▶ **Information provided**:

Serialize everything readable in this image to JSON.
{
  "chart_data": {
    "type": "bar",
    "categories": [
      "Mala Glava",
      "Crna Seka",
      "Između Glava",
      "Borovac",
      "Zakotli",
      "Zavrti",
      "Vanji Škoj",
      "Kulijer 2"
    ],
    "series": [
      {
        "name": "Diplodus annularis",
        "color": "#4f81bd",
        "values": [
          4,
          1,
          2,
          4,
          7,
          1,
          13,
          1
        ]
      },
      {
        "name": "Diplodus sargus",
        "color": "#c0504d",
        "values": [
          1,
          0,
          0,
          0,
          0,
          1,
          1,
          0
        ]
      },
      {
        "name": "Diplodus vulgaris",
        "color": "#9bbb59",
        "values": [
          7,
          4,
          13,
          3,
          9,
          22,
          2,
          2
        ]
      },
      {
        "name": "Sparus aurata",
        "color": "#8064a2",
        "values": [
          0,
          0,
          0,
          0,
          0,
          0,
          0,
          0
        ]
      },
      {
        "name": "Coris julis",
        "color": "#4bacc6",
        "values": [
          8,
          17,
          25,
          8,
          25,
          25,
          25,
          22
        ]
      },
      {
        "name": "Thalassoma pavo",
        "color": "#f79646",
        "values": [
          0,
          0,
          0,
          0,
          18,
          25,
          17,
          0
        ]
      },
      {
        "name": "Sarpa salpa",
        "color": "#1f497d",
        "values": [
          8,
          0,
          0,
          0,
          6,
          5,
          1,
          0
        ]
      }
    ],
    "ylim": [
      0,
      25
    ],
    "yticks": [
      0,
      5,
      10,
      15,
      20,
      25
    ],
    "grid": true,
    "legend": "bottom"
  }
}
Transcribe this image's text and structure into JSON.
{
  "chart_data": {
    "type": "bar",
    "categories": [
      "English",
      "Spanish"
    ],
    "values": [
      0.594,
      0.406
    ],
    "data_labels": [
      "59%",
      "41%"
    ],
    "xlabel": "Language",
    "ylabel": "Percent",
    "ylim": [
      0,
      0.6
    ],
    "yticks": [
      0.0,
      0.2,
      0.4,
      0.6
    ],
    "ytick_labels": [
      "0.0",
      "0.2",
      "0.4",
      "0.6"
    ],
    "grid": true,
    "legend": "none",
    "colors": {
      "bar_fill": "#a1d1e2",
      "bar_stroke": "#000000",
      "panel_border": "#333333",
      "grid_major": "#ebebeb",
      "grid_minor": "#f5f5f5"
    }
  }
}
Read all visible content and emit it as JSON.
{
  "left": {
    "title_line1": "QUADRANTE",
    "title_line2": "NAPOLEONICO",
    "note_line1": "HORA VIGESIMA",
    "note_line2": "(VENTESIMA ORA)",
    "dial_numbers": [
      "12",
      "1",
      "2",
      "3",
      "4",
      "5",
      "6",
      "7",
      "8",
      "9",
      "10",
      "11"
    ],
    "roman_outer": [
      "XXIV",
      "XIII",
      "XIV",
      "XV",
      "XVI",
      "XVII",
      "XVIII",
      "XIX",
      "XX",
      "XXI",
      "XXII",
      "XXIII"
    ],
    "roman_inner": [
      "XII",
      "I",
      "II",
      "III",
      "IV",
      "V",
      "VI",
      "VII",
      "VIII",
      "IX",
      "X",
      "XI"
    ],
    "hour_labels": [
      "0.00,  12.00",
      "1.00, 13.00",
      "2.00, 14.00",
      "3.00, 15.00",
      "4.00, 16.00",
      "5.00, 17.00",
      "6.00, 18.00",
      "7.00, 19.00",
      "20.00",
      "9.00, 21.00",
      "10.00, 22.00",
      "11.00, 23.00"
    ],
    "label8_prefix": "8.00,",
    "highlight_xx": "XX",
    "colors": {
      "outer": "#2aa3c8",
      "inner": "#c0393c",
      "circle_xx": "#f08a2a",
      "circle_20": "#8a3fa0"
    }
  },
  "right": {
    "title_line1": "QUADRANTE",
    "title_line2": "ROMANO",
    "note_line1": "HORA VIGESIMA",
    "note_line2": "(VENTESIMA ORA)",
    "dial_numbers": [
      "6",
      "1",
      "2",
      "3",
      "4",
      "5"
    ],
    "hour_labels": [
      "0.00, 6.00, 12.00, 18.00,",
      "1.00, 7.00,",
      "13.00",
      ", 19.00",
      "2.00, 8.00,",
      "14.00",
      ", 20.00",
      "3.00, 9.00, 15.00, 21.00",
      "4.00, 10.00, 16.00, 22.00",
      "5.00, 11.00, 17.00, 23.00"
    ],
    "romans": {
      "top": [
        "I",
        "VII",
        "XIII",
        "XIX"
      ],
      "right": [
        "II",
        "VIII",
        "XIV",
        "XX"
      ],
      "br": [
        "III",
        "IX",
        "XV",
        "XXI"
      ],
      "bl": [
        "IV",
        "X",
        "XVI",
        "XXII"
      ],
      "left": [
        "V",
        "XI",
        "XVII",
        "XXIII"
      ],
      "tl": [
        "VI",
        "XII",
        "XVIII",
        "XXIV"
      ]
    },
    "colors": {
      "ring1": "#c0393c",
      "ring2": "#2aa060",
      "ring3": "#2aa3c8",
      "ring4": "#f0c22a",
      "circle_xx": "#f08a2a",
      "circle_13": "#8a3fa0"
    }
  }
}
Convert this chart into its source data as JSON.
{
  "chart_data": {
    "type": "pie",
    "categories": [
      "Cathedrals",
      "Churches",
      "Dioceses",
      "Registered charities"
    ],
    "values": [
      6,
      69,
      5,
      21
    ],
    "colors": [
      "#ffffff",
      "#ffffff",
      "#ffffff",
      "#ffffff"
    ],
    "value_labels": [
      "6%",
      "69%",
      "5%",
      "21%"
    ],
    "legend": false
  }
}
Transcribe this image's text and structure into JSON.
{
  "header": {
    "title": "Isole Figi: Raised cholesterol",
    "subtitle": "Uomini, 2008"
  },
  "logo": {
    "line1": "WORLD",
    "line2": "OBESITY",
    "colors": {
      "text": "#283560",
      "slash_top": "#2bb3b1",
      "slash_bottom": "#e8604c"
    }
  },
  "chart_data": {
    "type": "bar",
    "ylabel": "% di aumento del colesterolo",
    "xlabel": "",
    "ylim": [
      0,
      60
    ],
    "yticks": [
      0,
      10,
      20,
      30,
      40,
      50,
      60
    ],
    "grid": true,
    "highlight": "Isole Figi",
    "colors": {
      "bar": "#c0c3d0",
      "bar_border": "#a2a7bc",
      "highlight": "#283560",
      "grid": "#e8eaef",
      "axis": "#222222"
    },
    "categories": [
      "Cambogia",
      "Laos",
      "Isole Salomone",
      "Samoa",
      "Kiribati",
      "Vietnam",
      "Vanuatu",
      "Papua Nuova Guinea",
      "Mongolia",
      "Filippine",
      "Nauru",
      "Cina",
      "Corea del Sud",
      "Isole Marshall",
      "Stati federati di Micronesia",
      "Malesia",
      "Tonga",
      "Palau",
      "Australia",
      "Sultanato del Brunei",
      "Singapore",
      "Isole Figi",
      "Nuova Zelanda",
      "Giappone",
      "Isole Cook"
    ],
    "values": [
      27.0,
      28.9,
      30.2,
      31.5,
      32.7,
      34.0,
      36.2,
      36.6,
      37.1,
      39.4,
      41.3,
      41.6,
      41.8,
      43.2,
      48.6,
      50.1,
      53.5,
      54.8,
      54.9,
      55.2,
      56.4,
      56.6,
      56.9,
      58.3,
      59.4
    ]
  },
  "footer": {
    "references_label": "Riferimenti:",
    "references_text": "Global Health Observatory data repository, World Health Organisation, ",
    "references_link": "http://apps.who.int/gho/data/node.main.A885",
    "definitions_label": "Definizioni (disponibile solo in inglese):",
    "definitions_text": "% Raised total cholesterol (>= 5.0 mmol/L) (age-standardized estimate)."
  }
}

▶ **Work instructions**:
Pick out the lines that include the word "legend" and write them out.

▶ **Answer**:
    "legend": "bottom"
    "legend": "none",
    "legend": false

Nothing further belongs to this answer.